====== Records to use

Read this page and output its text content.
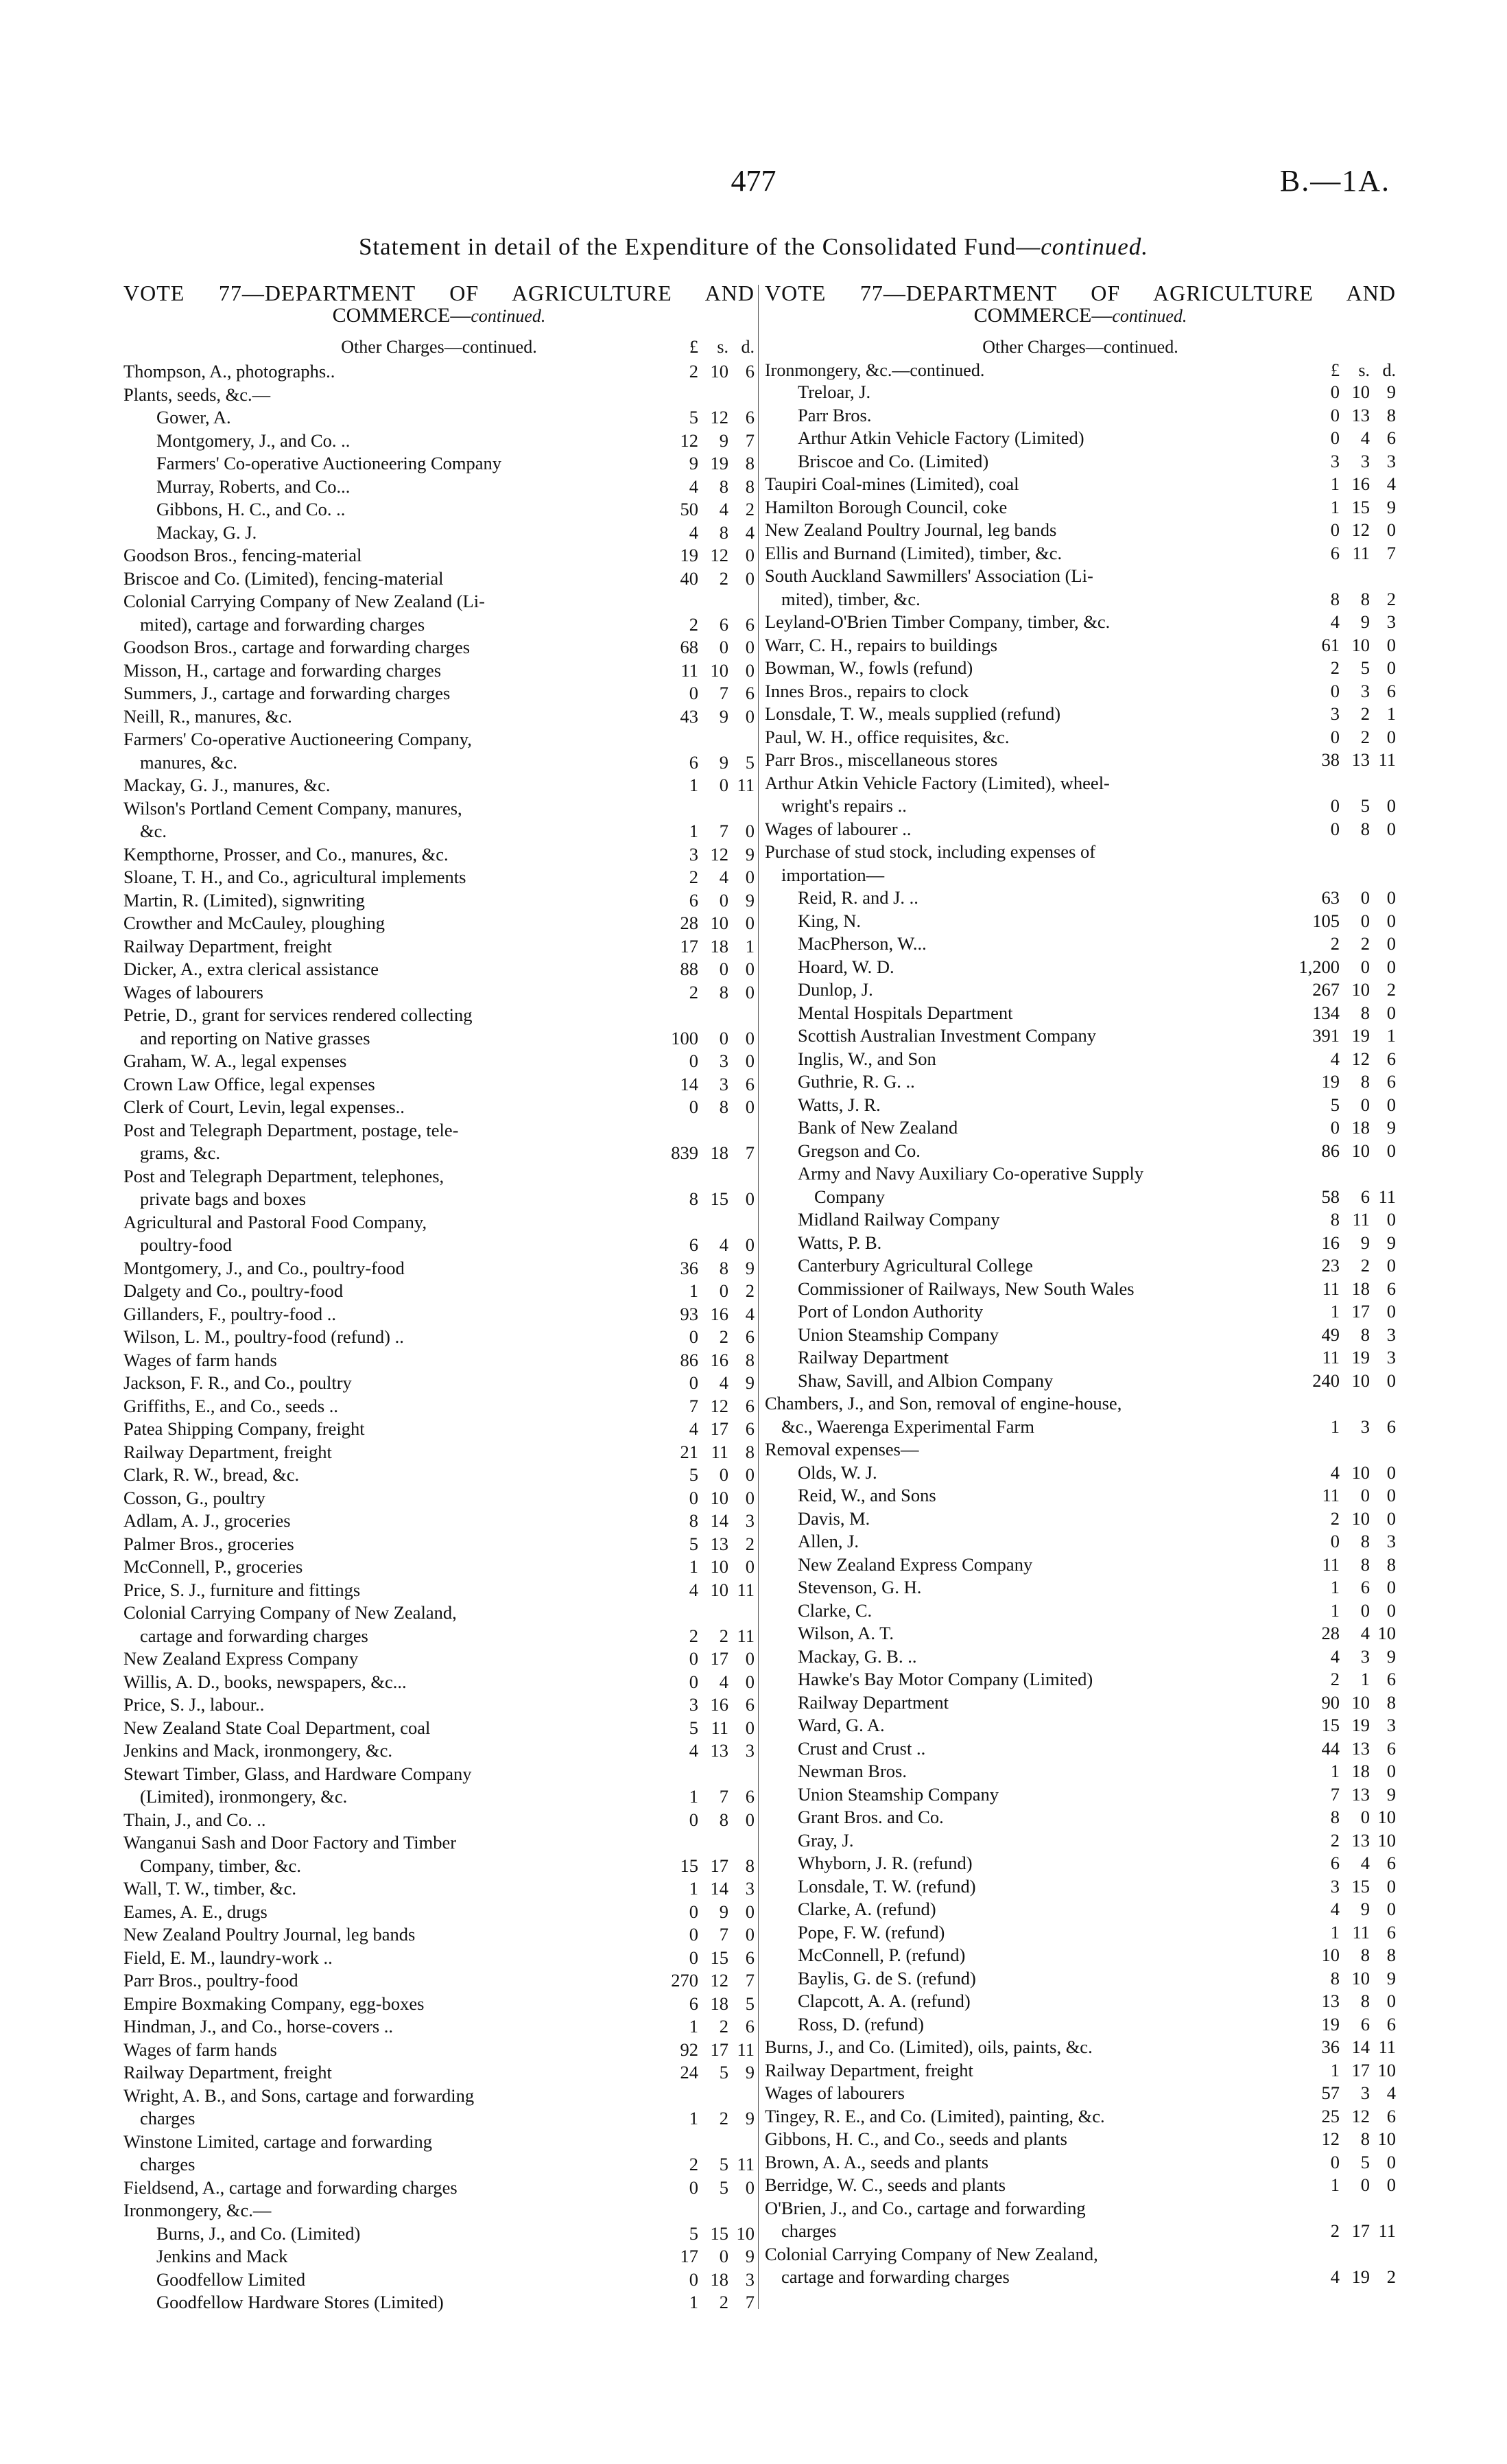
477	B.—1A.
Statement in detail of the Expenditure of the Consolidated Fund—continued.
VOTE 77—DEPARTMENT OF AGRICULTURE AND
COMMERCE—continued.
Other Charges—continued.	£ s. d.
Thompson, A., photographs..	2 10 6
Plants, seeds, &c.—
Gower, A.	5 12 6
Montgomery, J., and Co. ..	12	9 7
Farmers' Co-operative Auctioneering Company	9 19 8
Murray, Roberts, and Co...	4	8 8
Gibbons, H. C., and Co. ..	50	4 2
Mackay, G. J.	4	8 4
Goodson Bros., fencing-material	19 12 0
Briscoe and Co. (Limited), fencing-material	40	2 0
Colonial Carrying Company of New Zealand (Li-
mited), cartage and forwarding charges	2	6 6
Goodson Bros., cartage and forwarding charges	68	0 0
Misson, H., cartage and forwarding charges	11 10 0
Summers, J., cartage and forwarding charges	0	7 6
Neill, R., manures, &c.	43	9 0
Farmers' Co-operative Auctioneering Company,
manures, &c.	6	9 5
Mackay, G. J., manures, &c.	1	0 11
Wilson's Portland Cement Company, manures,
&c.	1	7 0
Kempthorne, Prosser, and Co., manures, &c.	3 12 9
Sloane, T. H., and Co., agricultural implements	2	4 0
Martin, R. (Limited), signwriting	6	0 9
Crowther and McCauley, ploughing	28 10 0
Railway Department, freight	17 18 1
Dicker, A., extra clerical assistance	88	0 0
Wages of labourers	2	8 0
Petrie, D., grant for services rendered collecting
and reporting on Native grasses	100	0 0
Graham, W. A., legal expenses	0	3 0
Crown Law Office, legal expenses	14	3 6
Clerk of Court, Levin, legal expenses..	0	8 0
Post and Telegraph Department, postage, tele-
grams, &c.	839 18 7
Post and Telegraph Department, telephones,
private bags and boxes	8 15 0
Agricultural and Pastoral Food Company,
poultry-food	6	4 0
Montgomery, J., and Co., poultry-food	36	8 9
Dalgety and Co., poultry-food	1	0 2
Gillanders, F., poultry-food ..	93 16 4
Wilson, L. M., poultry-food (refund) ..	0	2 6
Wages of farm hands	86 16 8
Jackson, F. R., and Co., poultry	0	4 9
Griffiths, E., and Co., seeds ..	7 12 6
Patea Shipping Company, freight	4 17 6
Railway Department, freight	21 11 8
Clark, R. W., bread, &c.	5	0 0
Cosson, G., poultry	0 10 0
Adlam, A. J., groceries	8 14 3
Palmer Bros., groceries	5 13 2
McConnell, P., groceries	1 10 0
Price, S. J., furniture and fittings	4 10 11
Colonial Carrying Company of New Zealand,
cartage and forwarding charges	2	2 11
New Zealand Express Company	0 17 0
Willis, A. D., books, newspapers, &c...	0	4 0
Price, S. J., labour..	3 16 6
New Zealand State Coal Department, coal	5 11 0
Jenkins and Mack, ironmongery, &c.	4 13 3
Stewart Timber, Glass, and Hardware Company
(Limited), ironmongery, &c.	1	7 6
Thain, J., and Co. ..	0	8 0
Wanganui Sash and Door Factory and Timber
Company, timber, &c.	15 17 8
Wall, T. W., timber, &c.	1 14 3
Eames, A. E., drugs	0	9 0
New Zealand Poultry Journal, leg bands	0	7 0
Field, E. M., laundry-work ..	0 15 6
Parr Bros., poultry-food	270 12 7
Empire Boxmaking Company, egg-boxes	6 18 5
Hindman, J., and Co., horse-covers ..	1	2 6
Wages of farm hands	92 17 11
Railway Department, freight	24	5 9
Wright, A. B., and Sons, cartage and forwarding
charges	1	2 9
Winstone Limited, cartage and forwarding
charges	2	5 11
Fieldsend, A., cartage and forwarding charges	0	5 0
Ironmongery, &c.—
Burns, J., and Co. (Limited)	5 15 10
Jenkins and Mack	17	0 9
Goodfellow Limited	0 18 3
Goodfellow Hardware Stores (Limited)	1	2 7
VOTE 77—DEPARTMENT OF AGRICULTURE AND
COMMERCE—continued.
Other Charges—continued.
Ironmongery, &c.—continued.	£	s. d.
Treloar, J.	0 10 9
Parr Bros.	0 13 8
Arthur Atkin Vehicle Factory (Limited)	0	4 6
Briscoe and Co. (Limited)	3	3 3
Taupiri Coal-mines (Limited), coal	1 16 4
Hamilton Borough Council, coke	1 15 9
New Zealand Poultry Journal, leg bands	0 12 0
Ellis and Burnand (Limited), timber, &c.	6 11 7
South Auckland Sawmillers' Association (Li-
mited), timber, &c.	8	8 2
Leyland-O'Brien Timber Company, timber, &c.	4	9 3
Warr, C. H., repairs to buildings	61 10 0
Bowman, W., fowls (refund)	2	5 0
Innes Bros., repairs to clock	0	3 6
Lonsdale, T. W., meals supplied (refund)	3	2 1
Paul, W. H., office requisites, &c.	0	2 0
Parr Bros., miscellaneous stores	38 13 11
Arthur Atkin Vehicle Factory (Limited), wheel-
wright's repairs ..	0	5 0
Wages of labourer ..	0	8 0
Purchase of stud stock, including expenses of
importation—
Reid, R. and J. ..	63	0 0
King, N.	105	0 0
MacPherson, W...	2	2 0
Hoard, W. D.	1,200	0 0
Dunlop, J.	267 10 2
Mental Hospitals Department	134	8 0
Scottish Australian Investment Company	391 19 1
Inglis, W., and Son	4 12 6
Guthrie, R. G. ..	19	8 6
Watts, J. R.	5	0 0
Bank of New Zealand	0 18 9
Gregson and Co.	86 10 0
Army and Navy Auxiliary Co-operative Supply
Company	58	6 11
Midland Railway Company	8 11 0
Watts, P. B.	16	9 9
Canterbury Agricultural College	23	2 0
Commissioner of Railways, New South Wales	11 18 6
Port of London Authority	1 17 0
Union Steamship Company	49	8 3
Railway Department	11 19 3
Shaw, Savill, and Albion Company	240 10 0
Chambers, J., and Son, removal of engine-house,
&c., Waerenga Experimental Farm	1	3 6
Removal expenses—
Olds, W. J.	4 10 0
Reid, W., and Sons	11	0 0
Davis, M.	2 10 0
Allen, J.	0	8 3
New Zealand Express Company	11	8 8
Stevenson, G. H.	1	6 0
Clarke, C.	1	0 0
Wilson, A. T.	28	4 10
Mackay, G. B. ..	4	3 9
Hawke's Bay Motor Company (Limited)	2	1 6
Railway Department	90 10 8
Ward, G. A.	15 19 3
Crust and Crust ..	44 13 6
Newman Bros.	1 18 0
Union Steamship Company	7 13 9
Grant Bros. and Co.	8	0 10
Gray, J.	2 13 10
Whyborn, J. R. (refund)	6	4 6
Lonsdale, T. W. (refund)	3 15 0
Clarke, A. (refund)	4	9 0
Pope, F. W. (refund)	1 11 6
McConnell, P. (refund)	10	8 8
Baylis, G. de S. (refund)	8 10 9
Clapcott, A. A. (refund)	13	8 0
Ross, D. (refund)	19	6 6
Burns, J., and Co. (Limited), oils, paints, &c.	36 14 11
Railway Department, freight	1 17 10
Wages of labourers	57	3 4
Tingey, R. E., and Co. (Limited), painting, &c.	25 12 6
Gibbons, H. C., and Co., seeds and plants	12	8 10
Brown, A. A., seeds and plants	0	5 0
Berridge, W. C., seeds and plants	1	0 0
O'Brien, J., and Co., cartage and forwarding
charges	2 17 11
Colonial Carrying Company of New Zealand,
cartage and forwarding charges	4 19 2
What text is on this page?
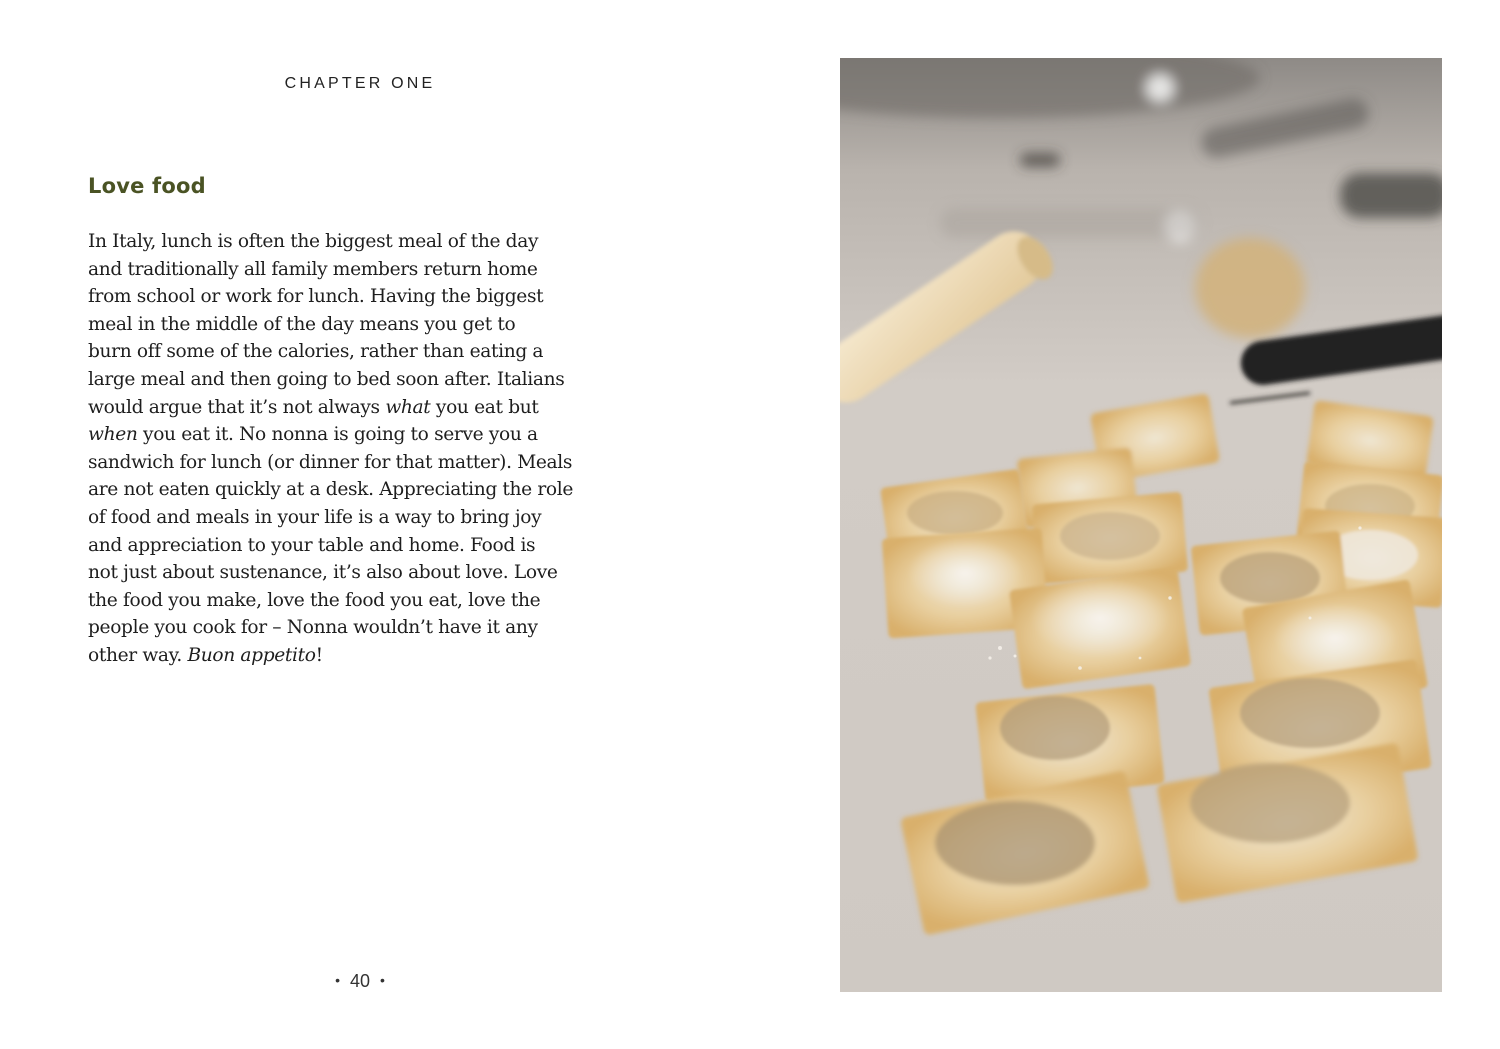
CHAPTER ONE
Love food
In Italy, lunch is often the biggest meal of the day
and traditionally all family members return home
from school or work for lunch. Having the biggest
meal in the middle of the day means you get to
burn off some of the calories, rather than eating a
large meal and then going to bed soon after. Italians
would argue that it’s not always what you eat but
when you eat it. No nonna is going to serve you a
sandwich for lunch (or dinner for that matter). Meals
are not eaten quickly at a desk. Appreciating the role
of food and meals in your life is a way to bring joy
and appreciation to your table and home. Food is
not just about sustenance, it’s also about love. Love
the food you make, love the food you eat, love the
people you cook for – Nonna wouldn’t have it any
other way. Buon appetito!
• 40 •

============

• [Requirements]:
Locate the line containing "What text is on this page?" in the material above, then repeat it and every later line exactly, with no pictures.

• [Written response]:
What text is on this page?
CHAPTER ONE
Love food
In Italy, lunch is often the biggest meal of the day
and traditionally all family members return home
from school or work for lunch. Having the biggest
meal in the middle of the day means you get to
burn off some of the calories, rather than eating a
large meal and then going to bed soon after. Italians
would argue that it’s not always what you eat but
when you eat it. No nonna is going to serve you a
sandwich for lunch (or dinner for that matter). Meals
are not eaten quickly at a desk. Appreciating the role
of food and meals in your life is a way to bring joy
and appreciation to your table and home. Food is
not just about sustenance, it’s also about love. Love
the food you make, love the food you eat, love the
people you cook for – Nonna wouldn’t have it any
other way. Buon appetito!
• 40 •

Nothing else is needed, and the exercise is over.